Arrange the stretch of the stored data from its start through the line containing "table-row[interactable]: 4 4 4" as a numbered list, leaving out blank lines.
____ Entries supplied
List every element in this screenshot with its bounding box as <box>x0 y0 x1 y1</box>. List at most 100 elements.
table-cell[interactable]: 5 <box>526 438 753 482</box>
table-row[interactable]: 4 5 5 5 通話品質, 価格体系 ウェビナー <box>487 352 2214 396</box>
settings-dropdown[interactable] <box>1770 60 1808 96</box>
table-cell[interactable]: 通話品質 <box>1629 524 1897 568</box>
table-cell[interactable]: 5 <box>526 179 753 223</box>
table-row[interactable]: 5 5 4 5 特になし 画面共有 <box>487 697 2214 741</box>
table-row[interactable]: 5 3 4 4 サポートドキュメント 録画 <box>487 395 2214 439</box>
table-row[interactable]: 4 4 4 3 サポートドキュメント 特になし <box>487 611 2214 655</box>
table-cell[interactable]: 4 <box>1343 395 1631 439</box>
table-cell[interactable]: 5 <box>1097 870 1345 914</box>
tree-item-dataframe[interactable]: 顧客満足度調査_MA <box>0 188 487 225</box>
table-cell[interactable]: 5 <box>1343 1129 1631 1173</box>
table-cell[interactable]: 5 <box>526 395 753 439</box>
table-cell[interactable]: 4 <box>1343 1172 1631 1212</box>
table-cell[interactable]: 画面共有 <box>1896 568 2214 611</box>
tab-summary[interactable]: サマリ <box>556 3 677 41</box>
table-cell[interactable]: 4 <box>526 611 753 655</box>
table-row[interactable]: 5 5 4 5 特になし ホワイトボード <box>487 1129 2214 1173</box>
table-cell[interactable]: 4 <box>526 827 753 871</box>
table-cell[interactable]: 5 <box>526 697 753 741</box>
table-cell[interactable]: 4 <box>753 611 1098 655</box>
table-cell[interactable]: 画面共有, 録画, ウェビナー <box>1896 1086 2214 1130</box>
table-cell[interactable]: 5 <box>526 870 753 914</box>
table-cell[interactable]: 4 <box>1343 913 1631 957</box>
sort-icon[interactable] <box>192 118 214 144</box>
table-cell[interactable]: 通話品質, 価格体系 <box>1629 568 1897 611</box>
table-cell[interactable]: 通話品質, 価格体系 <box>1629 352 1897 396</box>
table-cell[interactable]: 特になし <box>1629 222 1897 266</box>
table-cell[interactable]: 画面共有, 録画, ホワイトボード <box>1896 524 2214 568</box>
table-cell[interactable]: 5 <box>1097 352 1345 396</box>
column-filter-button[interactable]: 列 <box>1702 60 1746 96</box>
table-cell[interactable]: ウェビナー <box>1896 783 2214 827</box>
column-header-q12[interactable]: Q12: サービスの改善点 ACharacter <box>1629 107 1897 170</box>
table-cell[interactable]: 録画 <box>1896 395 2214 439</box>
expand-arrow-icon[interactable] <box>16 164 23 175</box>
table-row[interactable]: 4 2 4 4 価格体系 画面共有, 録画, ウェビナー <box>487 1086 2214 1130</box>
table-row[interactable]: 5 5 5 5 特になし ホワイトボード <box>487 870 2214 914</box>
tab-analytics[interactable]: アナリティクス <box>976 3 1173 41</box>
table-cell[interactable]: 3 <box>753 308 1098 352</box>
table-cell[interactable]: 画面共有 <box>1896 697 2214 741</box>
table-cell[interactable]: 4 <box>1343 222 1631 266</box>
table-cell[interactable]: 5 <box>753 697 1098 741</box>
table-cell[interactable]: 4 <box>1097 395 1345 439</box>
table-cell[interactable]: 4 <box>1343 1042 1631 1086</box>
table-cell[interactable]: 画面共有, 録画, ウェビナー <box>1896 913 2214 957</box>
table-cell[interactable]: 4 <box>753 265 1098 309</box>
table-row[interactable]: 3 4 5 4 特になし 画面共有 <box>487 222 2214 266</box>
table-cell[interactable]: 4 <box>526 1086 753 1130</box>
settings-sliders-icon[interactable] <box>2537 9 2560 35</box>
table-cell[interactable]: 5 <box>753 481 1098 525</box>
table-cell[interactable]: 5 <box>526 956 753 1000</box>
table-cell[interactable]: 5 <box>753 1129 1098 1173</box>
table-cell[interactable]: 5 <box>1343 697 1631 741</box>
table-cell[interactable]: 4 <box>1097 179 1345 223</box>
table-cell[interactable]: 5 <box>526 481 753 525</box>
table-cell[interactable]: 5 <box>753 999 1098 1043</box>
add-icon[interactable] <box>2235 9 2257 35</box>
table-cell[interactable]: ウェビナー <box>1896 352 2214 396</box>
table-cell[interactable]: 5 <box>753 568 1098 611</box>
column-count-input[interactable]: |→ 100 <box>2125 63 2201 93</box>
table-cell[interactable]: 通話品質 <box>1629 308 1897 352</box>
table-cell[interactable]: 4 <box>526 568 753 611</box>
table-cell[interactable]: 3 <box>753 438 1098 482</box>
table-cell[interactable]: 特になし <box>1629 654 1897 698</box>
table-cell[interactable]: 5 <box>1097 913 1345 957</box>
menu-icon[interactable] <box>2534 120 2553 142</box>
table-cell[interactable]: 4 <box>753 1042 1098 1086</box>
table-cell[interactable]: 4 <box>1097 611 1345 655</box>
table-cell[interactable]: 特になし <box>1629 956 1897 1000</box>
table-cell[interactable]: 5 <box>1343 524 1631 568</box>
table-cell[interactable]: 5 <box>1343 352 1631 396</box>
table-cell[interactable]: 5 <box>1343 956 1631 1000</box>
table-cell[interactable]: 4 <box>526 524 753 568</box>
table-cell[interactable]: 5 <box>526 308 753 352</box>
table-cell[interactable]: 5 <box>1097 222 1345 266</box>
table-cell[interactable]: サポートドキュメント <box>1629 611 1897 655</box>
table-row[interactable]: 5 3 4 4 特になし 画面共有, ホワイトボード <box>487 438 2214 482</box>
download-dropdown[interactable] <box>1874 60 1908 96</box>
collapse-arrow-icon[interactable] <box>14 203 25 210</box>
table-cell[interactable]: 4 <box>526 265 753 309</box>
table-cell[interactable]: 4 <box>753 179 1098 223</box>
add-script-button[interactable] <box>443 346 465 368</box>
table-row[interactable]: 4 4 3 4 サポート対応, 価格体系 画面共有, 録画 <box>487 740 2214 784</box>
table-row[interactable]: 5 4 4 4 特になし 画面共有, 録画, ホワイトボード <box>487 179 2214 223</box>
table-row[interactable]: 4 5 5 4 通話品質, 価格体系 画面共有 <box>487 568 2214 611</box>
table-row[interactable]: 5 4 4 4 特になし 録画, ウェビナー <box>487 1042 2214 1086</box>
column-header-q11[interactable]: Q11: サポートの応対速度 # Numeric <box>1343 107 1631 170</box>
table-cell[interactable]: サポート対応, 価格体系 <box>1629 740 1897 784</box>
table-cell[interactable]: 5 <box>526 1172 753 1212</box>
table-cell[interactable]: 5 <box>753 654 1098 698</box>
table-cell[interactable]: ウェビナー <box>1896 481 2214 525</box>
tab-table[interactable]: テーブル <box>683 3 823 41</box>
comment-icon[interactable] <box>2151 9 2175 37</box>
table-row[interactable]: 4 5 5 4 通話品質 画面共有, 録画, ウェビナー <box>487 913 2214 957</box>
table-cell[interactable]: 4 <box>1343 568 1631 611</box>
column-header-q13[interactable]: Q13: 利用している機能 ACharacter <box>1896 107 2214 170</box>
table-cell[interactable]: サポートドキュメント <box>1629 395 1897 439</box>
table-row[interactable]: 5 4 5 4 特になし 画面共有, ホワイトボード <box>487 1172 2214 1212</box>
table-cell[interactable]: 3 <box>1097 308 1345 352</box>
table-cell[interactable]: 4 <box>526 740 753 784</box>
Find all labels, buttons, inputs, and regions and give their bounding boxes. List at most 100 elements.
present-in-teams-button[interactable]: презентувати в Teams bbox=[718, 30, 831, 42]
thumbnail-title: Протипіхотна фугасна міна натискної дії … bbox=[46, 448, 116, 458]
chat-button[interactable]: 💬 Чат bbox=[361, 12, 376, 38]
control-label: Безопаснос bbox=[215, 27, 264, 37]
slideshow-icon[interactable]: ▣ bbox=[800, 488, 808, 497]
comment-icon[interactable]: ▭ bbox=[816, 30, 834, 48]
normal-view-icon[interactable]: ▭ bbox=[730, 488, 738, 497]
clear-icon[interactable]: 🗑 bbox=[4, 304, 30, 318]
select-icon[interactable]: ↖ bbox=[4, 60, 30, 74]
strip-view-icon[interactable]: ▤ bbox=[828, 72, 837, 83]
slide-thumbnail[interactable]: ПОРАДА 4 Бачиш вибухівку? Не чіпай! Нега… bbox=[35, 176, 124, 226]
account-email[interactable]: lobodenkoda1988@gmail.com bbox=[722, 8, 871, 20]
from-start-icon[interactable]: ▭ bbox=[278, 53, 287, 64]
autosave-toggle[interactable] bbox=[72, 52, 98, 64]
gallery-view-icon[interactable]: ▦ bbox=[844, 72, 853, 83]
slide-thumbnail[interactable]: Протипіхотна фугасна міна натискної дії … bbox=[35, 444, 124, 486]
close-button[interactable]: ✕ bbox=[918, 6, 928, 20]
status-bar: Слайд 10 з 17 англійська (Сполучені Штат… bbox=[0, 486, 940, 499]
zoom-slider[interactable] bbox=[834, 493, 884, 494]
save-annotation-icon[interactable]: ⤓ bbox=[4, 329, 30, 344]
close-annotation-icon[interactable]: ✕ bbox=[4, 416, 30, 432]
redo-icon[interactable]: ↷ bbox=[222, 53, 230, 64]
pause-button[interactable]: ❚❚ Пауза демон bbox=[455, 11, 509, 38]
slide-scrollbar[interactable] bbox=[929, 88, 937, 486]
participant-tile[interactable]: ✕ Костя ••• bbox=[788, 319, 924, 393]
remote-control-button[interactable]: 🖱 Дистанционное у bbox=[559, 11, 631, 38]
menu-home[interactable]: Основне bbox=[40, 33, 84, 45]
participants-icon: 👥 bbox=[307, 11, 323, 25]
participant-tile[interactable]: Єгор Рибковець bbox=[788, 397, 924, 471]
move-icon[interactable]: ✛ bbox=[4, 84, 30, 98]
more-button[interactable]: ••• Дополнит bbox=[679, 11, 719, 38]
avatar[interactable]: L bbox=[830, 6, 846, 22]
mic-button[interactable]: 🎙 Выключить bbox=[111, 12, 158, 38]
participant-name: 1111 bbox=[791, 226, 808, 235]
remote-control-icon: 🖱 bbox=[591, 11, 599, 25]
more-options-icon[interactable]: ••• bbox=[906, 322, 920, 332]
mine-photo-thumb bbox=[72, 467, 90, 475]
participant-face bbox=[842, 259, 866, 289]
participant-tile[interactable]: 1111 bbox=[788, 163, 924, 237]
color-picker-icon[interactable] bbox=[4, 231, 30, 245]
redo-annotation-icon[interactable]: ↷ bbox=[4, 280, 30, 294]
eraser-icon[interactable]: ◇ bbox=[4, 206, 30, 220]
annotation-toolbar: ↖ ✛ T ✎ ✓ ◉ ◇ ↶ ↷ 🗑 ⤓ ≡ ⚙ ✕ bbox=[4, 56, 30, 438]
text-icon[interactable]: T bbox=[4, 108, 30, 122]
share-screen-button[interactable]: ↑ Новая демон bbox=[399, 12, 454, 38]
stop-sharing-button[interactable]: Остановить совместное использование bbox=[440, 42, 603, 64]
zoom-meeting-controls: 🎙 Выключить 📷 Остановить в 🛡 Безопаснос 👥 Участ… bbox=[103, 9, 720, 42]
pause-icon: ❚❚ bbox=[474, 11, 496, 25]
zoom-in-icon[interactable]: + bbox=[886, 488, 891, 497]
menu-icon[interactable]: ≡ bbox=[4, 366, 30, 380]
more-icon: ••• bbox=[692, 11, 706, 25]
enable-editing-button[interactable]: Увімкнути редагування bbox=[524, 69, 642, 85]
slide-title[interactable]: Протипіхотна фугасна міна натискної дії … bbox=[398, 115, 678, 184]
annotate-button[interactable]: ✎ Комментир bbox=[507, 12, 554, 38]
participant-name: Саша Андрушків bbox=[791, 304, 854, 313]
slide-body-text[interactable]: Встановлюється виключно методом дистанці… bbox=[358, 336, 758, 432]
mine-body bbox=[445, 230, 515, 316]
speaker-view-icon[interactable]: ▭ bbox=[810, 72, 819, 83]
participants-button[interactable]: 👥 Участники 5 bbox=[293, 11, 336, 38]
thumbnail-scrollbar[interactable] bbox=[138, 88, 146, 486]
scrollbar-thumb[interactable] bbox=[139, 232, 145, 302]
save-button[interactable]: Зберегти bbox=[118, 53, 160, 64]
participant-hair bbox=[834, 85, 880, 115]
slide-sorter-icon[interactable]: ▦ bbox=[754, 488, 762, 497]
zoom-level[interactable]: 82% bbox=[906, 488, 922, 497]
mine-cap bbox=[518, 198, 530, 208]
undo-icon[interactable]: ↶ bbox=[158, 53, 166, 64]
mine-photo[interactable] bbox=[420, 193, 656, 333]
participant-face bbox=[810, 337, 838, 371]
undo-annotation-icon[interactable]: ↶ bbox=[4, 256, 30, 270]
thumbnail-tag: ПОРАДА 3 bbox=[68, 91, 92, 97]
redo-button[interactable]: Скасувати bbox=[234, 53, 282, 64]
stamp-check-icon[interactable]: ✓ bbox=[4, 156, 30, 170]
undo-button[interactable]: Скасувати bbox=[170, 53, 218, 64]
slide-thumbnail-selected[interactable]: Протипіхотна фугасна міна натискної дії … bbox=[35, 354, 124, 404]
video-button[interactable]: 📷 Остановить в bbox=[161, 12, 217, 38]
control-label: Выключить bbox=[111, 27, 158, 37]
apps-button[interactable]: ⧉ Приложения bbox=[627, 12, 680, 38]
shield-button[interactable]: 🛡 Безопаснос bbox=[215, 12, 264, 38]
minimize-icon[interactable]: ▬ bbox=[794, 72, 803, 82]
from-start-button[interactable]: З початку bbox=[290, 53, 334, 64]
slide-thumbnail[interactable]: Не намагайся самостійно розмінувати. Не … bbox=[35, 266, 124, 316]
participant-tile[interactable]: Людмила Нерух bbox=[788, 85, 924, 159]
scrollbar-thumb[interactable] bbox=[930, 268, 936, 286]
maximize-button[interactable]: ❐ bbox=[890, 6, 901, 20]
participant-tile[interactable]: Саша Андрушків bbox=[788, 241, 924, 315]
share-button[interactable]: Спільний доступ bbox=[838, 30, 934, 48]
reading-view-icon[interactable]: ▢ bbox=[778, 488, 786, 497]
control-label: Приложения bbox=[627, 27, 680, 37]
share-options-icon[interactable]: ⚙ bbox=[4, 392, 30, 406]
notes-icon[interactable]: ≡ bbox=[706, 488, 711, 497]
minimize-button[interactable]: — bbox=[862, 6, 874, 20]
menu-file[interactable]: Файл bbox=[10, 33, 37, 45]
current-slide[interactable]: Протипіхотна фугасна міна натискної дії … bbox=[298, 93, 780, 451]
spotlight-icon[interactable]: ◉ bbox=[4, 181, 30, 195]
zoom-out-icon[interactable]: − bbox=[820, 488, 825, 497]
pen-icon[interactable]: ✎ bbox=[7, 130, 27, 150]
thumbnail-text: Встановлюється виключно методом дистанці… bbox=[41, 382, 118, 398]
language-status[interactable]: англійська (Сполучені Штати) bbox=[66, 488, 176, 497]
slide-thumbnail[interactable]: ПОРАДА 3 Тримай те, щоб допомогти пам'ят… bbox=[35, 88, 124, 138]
________
■ Task result:
1. List every element in this screenshot with its bounding box as <box>x0 y0 x1 y1</box>. List at most 100 elements.
2. table-cell[interactable]: 5 <box>526 438 753 482</box>
3. table-row[interactable]: 4 5 5 5 通話品質, 価格体系 ウェビナー <box>487 352 2214 396</box>
4. settings-dropdown[interactable] <box>1770 60 1808 96</box>
5. table-cell[interactable]: 通話品質 <box>1629 524 1897 568</box>
6. table-cell[interactable]: 5 <box>526 179 753 223</box>
7. table-row[interactable]: 5 5 4 5 特になし 画面共有 <box>487 697 2214 741</box>
8. table-row[interactable]: 5 3 4 4 サポートドキュメント 録画 <box>487 395 2214 439</box>
9. table-row[interactable]: 4 4 4 3 サポートドキュメント 特になし <box>487 611 2214 655</box>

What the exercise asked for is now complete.